> _Do this_:
Write out the material verbatim, from its first line through the line containing "place-label-theatre-1: Театр имени", both included.

* Start *

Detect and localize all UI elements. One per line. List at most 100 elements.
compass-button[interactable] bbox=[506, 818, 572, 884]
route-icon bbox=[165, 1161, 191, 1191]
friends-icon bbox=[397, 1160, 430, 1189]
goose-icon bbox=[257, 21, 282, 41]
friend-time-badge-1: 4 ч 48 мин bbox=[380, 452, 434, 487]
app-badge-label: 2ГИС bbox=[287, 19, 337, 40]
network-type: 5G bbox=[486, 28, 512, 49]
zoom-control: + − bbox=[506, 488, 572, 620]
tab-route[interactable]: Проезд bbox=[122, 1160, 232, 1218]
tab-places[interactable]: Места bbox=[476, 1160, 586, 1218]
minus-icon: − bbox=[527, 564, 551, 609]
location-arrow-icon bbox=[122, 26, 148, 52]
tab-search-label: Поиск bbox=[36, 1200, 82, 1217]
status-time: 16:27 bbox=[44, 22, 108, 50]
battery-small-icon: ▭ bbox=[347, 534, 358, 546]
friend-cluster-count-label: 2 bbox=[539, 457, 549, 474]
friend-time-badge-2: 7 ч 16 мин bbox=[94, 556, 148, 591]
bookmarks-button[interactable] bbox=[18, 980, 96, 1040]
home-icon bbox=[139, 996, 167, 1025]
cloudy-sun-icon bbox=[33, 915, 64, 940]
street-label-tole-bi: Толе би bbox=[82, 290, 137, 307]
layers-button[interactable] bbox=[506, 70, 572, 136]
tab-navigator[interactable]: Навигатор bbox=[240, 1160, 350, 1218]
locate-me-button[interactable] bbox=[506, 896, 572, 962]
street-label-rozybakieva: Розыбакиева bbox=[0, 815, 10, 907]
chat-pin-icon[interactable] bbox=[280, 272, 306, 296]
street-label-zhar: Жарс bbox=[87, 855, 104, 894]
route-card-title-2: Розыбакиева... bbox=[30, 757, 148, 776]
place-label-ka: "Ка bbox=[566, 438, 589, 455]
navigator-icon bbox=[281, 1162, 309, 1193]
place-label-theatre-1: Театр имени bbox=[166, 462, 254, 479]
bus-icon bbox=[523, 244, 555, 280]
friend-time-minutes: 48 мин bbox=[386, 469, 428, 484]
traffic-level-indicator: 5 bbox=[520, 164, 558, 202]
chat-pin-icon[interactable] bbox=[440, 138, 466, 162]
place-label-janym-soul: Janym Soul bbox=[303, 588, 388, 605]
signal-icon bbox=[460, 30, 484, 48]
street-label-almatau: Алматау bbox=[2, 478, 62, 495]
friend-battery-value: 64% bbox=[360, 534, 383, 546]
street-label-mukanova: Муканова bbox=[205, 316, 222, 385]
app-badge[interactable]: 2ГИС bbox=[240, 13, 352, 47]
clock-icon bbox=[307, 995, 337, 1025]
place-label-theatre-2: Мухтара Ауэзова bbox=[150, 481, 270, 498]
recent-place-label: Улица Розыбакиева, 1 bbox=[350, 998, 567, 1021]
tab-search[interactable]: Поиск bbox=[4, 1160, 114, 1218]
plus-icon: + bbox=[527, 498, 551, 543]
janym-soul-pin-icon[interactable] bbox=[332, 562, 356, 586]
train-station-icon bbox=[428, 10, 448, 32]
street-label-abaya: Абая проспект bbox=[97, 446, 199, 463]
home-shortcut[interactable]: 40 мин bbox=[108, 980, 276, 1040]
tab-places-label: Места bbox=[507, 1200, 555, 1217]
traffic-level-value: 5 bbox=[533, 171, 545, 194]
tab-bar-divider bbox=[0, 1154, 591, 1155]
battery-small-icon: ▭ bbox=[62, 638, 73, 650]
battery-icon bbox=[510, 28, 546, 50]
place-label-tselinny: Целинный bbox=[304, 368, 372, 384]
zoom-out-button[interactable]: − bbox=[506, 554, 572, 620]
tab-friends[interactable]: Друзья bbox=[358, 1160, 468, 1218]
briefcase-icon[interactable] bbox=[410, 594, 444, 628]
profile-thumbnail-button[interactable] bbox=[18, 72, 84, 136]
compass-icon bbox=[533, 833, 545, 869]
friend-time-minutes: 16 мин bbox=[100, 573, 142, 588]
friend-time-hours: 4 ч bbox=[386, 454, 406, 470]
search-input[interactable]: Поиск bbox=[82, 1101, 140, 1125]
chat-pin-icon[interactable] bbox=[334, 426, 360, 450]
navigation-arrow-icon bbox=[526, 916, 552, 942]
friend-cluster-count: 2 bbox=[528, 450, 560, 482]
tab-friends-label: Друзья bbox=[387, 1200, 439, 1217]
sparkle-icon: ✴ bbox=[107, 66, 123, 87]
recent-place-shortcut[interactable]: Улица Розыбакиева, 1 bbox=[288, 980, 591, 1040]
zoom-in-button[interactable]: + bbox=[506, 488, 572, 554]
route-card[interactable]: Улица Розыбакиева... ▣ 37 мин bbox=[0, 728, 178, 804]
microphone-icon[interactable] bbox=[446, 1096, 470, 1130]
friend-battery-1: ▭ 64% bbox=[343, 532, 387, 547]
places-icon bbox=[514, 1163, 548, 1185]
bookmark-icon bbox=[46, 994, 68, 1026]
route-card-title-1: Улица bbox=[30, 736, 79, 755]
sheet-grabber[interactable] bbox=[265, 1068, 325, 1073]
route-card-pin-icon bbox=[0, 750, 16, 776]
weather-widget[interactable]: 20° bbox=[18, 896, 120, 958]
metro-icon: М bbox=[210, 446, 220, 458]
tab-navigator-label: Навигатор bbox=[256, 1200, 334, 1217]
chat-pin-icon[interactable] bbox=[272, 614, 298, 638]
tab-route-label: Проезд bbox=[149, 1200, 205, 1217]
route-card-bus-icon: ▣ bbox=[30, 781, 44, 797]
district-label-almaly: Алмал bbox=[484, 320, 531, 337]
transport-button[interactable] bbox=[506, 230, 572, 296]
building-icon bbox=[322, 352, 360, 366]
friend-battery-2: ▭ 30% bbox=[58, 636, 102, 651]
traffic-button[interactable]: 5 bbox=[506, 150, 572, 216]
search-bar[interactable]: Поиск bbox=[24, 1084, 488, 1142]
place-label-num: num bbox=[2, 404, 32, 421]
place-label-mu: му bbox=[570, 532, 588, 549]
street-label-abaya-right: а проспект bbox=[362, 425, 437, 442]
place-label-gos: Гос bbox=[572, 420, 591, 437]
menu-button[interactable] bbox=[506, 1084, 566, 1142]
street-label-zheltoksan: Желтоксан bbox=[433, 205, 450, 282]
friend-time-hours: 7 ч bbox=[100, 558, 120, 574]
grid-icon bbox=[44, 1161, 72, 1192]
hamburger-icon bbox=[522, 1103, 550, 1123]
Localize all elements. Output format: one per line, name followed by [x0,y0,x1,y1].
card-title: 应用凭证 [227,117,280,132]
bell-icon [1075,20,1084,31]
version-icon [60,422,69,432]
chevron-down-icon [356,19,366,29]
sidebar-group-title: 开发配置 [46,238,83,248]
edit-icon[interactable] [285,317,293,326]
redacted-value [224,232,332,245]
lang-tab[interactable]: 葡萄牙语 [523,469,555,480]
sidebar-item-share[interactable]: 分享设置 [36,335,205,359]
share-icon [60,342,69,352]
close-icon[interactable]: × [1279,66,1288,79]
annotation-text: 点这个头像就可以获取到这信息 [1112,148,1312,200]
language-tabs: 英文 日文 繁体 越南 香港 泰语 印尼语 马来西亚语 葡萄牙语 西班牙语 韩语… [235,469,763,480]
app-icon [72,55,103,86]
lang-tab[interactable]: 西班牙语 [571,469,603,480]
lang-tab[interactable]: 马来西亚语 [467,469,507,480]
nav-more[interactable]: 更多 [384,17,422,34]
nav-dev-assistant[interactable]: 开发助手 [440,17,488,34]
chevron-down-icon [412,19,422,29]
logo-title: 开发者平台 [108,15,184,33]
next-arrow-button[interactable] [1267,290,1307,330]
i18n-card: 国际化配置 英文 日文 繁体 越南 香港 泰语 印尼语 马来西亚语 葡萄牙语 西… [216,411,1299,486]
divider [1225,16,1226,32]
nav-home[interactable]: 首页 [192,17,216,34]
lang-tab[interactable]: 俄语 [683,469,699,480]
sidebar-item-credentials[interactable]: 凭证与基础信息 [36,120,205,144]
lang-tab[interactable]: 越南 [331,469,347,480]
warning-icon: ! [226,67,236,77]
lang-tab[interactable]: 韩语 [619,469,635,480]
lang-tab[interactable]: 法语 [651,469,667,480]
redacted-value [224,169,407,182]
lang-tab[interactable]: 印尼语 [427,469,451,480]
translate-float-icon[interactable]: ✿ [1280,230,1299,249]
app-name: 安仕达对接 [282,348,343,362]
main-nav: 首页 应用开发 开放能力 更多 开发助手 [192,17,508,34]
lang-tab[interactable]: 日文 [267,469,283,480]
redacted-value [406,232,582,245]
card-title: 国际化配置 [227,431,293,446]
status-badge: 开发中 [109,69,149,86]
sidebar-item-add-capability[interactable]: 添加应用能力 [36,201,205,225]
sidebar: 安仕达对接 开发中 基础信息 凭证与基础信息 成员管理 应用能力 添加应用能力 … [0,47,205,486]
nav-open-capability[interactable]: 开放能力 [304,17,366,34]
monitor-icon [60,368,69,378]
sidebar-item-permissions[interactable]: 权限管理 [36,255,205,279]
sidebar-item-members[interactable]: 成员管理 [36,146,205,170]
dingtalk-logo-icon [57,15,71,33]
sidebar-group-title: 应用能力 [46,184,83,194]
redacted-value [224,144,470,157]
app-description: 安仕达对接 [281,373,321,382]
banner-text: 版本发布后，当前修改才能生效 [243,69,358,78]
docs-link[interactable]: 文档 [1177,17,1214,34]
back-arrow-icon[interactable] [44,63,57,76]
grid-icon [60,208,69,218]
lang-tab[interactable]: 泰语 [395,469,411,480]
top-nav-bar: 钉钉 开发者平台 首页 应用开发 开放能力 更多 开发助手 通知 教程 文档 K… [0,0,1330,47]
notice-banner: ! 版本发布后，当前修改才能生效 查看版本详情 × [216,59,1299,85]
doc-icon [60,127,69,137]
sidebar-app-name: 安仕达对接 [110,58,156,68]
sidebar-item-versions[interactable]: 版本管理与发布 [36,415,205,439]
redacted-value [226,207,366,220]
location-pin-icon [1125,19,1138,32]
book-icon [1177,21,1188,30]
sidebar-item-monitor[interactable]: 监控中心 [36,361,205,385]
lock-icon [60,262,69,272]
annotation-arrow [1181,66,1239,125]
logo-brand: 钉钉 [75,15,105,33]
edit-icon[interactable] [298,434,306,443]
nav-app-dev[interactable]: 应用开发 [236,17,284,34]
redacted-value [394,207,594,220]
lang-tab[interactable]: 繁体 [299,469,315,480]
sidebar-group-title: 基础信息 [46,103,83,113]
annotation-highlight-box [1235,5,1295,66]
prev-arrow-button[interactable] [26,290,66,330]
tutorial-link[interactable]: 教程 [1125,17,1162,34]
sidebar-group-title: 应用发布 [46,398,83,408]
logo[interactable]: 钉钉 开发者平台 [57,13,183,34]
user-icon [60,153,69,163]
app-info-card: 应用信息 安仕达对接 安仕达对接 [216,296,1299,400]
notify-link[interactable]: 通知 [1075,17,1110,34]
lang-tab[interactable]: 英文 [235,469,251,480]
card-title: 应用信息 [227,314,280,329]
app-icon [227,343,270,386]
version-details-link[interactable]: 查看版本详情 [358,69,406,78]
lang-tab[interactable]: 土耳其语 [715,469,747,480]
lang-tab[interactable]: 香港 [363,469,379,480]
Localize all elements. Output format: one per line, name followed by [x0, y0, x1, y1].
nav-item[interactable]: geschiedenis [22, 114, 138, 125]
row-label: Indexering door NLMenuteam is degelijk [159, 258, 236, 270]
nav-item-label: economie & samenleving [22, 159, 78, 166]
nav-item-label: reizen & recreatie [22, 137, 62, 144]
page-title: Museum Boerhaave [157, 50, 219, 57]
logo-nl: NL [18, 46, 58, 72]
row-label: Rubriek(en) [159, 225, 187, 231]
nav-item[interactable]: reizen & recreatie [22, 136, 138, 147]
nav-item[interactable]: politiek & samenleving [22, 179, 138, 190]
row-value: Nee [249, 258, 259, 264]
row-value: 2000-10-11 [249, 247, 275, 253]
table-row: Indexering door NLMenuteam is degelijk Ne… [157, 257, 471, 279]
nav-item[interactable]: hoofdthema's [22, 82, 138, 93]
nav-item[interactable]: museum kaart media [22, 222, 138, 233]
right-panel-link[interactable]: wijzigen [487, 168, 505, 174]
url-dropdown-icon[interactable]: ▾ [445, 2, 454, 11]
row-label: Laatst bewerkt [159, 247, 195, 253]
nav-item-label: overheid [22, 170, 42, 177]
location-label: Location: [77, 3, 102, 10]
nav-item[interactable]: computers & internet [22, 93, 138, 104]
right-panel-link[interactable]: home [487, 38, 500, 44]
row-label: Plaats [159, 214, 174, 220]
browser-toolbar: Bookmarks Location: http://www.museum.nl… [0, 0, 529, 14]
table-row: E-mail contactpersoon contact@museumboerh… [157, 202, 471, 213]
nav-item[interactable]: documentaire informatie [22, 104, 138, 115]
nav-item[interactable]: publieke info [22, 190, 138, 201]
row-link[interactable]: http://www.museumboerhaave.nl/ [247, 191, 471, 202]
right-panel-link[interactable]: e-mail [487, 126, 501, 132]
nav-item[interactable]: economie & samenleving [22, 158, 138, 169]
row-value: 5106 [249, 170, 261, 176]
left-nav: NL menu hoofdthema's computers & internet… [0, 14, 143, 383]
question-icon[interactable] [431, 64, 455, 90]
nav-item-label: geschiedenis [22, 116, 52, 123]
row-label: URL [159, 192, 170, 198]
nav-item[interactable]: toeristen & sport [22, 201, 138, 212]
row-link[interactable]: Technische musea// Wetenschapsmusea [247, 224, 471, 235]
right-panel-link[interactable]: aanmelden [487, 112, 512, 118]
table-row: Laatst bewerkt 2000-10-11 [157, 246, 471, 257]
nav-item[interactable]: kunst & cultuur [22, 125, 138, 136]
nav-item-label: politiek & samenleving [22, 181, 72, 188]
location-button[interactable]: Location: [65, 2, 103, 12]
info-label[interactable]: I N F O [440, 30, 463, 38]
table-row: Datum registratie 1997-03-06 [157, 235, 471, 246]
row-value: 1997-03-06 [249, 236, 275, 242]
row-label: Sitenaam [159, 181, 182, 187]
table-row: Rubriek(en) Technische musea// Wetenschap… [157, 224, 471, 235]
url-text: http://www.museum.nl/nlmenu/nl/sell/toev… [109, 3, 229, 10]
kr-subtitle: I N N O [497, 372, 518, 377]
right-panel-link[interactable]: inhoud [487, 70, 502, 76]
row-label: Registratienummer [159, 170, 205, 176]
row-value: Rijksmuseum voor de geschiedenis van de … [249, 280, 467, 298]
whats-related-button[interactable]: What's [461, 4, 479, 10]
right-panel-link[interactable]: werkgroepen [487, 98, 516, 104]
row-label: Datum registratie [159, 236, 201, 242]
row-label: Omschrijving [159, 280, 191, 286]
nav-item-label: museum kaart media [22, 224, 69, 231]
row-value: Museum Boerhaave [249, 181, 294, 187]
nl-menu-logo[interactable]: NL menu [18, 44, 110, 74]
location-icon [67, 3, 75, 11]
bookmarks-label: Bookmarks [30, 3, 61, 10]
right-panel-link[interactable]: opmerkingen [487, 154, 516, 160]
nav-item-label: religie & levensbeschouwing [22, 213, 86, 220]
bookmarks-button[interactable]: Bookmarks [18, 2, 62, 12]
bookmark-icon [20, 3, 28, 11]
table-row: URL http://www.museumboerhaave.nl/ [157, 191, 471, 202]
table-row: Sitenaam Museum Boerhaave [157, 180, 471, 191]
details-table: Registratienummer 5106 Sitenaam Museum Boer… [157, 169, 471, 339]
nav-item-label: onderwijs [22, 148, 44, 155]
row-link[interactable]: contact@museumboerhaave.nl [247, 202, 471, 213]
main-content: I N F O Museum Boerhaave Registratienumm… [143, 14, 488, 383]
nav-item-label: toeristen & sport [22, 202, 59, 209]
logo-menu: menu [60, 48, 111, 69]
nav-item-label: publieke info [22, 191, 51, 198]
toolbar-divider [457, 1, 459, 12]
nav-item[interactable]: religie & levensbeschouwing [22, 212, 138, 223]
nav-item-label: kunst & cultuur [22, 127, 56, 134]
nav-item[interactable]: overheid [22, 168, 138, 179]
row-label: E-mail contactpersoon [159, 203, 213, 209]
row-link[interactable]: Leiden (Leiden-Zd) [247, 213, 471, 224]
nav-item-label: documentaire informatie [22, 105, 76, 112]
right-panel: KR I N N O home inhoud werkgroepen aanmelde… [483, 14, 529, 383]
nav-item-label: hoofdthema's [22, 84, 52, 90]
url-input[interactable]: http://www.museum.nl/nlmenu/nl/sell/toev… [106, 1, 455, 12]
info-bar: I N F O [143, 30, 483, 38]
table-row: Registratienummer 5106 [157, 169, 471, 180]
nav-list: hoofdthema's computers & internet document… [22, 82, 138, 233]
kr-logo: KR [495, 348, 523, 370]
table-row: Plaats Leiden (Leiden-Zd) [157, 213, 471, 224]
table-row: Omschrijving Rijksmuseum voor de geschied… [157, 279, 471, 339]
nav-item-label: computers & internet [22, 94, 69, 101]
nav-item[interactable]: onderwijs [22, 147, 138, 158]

* End *

> _Full output_:
Detect and localize all UI elements. One per line. List at most 100 elements.
compass-button[interactable] bbox=[506, 818, 572, 884]
route-icon bbox=[165, 1161, 191, 1191]
friends-icon bbox=[397, 1160, 430, 1189]
goose-icon bbox=[257, 21, 282, 41]
friend-time-badge-1: 4 ч 48 мин bbox=[380, 452, 434, 487]
app-badge-label: 2ГИС bbox=[287, 19, 337, 40]
network-type: 5G bbox=[486, 28, 512, 49]
zoom-control: + − bbox=[506, 488, 572, 620]
tab-route[interactable]: Проезд bbox=[122, 1160, 232, 1218]
tab-places[interactable]: Места bbox=[476, 1160, 586, 1218]
minus-icon: − bbox=[527, 564, 551, 609]
location-arrow-icon bbox=[122, 26, 148, 52]
tab-search-label: Поиск bbox=[36, 1200, 82, 1217]
status-time: 16:27 bbox=[44, 22, 108, 50]
battery-small-icon: ▭ bbox=[347, 534, 358, 546]
friend-cluster-count-label: 2 bbox=[539, 457, 549, 474]
friend-time-badge-2: 7 ч 16 мин bbox=[94, 556, 148, 591]
bookmarks-button[interactable] bbox=[18, 980, 96, 1040]
home-icon bbox=[139, 996, 167, 1025]
cloudy-sun-icon bbox=[33, 915, 64, 940]
street-label-tole-bi: Толе би bbox=[82, 290, 137, 307]
layers-button[interactable] bbox=[506, 70, 572, 136]
tab-navigator[interactable]: Навигатор bbox=[240, 1160, 350, 1218]
locate-me-button[interactable] bbox=[506, 896, 572, 962]
street-label-rozybakieva: Розыбакиева bbox=[0, 815, 10, 907]
chat-pin-icon[interactable] bbox=[280, 272, 306, 296]
street-label-zhar: Жарс bbox=[87, 855, 104, 894]
route-card-title-2: Розыбакиева... bbox=[30, 757, 148, 776]
place-label-ka: "Ка bbox=[566, 438, 589, 455]
navigator-icon bbox=[281, 1162, 309, 1193]
place-label-theatre-1: Театр имени bbox=[166, 462, 254, 479]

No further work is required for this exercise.